--- START OF Listed records ---

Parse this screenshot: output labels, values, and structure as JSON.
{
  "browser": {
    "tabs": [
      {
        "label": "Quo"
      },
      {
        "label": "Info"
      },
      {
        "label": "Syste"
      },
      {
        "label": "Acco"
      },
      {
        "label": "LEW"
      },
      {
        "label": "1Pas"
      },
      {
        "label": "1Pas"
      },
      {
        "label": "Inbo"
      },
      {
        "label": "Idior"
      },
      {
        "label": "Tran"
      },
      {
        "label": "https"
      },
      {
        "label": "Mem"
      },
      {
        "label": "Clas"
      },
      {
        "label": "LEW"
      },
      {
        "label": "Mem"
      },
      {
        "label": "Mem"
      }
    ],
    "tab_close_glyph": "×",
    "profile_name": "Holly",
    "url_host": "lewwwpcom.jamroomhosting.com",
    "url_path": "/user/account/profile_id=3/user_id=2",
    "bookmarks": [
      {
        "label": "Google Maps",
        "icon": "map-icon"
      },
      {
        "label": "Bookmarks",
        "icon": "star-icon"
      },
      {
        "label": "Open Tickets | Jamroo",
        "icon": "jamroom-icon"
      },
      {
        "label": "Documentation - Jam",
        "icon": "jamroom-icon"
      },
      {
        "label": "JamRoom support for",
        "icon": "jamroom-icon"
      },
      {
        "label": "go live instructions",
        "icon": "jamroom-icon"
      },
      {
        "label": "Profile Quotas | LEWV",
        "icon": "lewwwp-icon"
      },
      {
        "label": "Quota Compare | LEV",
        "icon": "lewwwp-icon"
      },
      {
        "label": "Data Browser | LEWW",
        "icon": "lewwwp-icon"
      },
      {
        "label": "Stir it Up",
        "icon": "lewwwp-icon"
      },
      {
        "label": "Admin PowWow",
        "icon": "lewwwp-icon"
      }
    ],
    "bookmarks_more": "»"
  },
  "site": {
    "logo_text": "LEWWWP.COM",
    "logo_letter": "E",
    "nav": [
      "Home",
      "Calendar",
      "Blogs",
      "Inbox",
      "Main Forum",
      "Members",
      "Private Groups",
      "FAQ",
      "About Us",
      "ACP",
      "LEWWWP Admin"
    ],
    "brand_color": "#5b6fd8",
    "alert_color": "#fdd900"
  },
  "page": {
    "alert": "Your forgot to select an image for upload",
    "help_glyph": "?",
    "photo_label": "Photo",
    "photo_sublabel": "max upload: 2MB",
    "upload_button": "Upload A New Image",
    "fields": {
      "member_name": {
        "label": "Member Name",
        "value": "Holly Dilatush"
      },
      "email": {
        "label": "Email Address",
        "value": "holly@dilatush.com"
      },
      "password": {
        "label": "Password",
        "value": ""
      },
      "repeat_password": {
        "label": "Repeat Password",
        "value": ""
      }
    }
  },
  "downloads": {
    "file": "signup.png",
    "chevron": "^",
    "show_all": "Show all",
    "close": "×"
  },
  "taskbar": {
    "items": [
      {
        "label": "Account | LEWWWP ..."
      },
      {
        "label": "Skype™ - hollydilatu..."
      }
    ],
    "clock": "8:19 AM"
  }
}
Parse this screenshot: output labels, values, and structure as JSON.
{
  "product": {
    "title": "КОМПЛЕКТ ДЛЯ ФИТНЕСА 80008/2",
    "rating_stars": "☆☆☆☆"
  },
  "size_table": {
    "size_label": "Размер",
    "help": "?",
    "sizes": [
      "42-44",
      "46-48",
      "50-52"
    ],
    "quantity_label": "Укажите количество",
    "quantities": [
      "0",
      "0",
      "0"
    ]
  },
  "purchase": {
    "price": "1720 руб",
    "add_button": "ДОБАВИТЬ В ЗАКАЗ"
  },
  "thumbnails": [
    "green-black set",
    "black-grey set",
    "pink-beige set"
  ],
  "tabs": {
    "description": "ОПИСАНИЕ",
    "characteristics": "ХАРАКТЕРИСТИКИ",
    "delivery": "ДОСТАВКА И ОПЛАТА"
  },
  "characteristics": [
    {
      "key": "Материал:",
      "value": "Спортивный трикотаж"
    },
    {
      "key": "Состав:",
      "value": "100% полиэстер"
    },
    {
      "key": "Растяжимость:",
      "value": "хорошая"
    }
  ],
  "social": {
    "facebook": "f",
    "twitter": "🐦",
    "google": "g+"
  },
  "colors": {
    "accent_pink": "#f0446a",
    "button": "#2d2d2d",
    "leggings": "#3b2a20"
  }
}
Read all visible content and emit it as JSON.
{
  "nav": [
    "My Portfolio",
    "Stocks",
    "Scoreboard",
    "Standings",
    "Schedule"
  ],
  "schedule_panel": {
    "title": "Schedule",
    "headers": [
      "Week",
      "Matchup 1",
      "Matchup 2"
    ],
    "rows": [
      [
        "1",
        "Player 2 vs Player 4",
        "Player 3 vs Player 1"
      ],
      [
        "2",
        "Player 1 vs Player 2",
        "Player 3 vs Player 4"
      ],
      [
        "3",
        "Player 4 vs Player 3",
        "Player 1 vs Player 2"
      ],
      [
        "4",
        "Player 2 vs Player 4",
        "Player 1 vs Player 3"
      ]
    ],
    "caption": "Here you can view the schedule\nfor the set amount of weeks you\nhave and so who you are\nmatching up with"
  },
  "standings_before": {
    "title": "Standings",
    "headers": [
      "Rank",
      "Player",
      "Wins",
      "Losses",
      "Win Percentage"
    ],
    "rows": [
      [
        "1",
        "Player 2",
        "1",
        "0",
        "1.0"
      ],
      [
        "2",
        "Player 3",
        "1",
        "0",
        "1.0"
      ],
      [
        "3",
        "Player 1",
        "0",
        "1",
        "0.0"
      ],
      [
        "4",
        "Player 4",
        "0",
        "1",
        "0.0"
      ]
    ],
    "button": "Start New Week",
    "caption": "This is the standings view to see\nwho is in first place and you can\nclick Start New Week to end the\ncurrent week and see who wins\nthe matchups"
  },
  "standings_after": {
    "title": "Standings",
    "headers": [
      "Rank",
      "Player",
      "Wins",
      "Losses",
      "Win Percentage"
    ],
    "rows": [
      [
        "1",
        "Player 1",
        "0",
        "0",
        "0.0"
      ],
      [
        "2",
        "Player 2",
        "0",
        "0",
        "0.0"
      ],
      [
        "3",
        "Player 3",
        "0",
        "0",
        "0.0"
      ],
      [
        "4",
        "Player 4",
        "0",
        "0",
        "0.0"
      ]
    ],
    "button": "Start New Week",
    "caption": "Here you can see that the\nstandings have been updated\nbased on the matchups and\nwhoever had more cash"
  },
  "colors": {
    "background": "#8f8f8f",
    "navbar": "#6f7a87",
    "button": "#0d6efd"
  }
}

--- END OF Listed records ---

### Problem to work on
Return the whole listing exactly.

### Answer to the task
Parse this screenshot: output labels, values, and structure as JSON.
{
  "browser": {
    "tabs": [
      {
        "label": "Quo"
      },
      {
        "label": "Info"
      },
      {
        "label": "Syste"
      },
      {
        "label": "Acco"
      },
      {
        "label": "LEW"
      },
      {
        "label": "1Pas"
      },
      {
        "label": "1Pas"
      },
      {
        "label": "Inbo"
      },
      {
        "label": "Idior"
      },
      {
        "label": "Tran"
      },
      {
        "label": "https"
      },
      {
        "label": "Mem"
      },
      {
        "label": "Clas"
      },
      {
        "label": "LEW"
      },
      {
        "label": "Mem"
      },
      {
        "label": "Mem"
      }
    ],
    "tab_close_glyph": "×",
    "profile_name": "Holly",
    "url_host": "lewwwpcom.jamroomhosting.com",
    "url_path": "/user/account/profile_id=3/user_id=2",
    "bookmarks": [
      {
        "label": "Google Maps",
        "icon": "map-icon"
      },
      {
        "label": "Bookmarks",
        "icon": "star-icon"
      },
      {
        "label": "Open Tickets | Jamroo",
        "icon": "jamroom-icon"
      },
      {
        "label": "Documentation - Jam",
        "icon": "jamroom-icon"
      },
      {
        "label": "JamRoom support for",
        "icon": "jamroom-icon"
      },
      {
        "label": "go live instructions",
        "icon": "jamroom-icon"
      },
      {
        "label": "Profile Quotas | LEWV",
        "icon": "lewwwp-icon"
      },
      {
        "label": "Quota Compare | LEV",
        "icon": "lewwwp-icon"
      },
      {
        "label": "Data Browser | LEWW",
        "icon": "lewwwp-icon"
      },
      {
        "label": "Stir it Up",
        "icon": "lewwwp-icon"
      },
      {
        "label": "Admin PowWow",
        "icon": "lewwwp-icon"
      }
    ],
    "bookmarks_more": "»"
  },
  "site": {
    "logo_text": "LEWWWP.COM",
    "logo_letter": "E",
    "nav": [
      "Home",
      "Calendar",
      "Blogs",
      "Inbox",
      "Main Forum",
      "Members",
      "Private Groups",
      "FAQ",
      "About Us",
      "ACP",
      "LEWWWP Admin"
    ],
    "brand_color": "#5b6fd8",
    "alert_color": "#fdd900"
  },
  "page": {
    "alert": "Your forgot to select an image for upload",
    "help_glyph": "?",
    "photo_label": "Photo",
    "photo_sublabel": "max upload: 2MB",
    "upload_button": "Upload A New Image",
    "fields": {
      "member_name": {
        "label": "Member Name",
        "value": "Holly Dilatush"
      },
      "email": {
        "label": "Email Address",
        "value": "holly@dilatush.com"
      },
      "password": {
        "label": "Password",
        "value": ""
      },
      "repeat_password": {
        "label": "Repeat Password",
        "value": ""
      }
    }
  },
  "downloads": {
    "file": "signup.png",
    "chevron": "^",
    "show_all": "Show all",
    "close": "×"
  },
  "taskbar": {
    "items": [
      {
        "label": "Account | LEWWWP ..."
      },
      {
        "label": "Skype™ - hollydilatu..."
      }
    ],
    "clock": "8:19 AM"
  }
}
Parse this screenshot: output labels, values, and structure as JSON.
{
  "product": {
    "title": "КОМПЛЕКТ ДЛЯ ФИТНЕСА 80008/2",
    "rating_stars": "☆☆☆☆"
  },
  "size_table": {
    "size_label": "Размер",
    "help": "?",
    "sizes": [
      "42-44",
      "46-48",
      "50-52"
    ],
    "quantity_label": "Укажите количество",
    "quantities": [
      "0",
      "0",
      "0"
    ]
  },
  "purchase": {
    "price": "1720 руб",
    "add_button": "ДОБАВИТЬ В ЗАКАЗ"
  },
  "thumbnails": [
    "green-black set",
    "black-grey set",
    "pink-beige set"
  ],
  "tabs": {
    "description": "ОПИСАНИЕ",
    "characteristics": "ХАРАКТЕРИСТИКИ",
    "delivery": "ДОСТАВКА И ОПЛАТА"
  },
  "characteristics": [
    {
      "key": "Материал:",
      "value": "Спортивный трикотаж"
    },
    {
      "key": "Состав:",
      "value": "100% полиэстер"
    },
    {
      "key": "Растяжимость:",
      "value": "хорошая"
    }
  ],
  "social": {
    "facebook": "f",
    "twitter": "🐦",
    "google": "g+"
  },
  "colors": {
    "accent_pink": "#f0446a",
    "button": "#2d2d2d",
    "leggings": "#3b2a20"
  }
}
Read all visible content and emit it as JSON.
{
  "nav": [
    "My Portfolio",
    "Stocks",
    "Scoreboard",
    "Standings",
    "Schedule"
  ],
  "schedule_panel": {
    "title": "Schedule",
    "headers": [
      "Week",
      "Matchup 1",
      "Matchup 2"
    ],
    "rows": [
      [
        "1",
        "Player 2 vs Player 4",
        "Player 3 vs Player 1"
      ],
      [
        "2",
        "Player 1 vs Player 2",
        "Player 3 vs Player 4"
      ],
      [
        "3",
        "Player 4 vs Player 3",
        "Player 1 vs Player 2"
      ],
      [
        "4",
        "Player 2 vs Player 4",
        "Player 1 vs Player 3"
      ]
    ],
    "caption": "Here you can view the schedule\nfor the set amount of weeks you\nhave and so who you are\nmatching up with"
  },
  "standings_before": {
    "title": "Standings",
    "headers": [
      "Rank",
      "Player",
      "Wins",
      "Losses",
      "Win Percentage"
    ],
    "rows": [
      [
        "1",
        "Player 2",
        "1",
        "0",
        "1.0"
      ],
      [
        "2",
        "Player 3",
        "1",
        "0",
        "1.0"
      ],
      [
        "3",
        "Player 1",
        "0",
        "1",
        "0.0"
      ],
      [
        "4",
        "Player 4",
        "0",
        "1",
        "0.0"
      ]
    ],
    "button": "Start New Week",
    "caption": "This is the standings view to see\nwho is in first place and you can\nclick Start New Week to end the\ncurrent week and see who wins\nthe matchups"
  },
  "standings_after": {
    "title": "Standings",
    "headers": [
      "Rank",
      "Player",
      "Wins",
      "Losses",
      "Win Percentage"
    ],
    "rows": [
      [
        "1",
        "Player 1",
        "0",
        "0",
        "0.0"
      ],
      [
        "2",
        "Player 2",
        "0",
        "0",
        "0.0"
      ],
      [
        "3",
        "Player 3",
        "0",
        "0",
        "0.0"
      ],
      [
        "4",
        "Player 4",
        "0",
        "0",
        "0.0"
      ]
    ],
    "button": "Start New Week",
    "caption": "Here you can see that the\nstandings have been updated\nbased on the matchups and\nwhoever had more cash"
  },
  "colors": {
    "background": "#8f8f8f",
    "navbar": "#6f7a87",
    "button": "#0d6efd"
  }
}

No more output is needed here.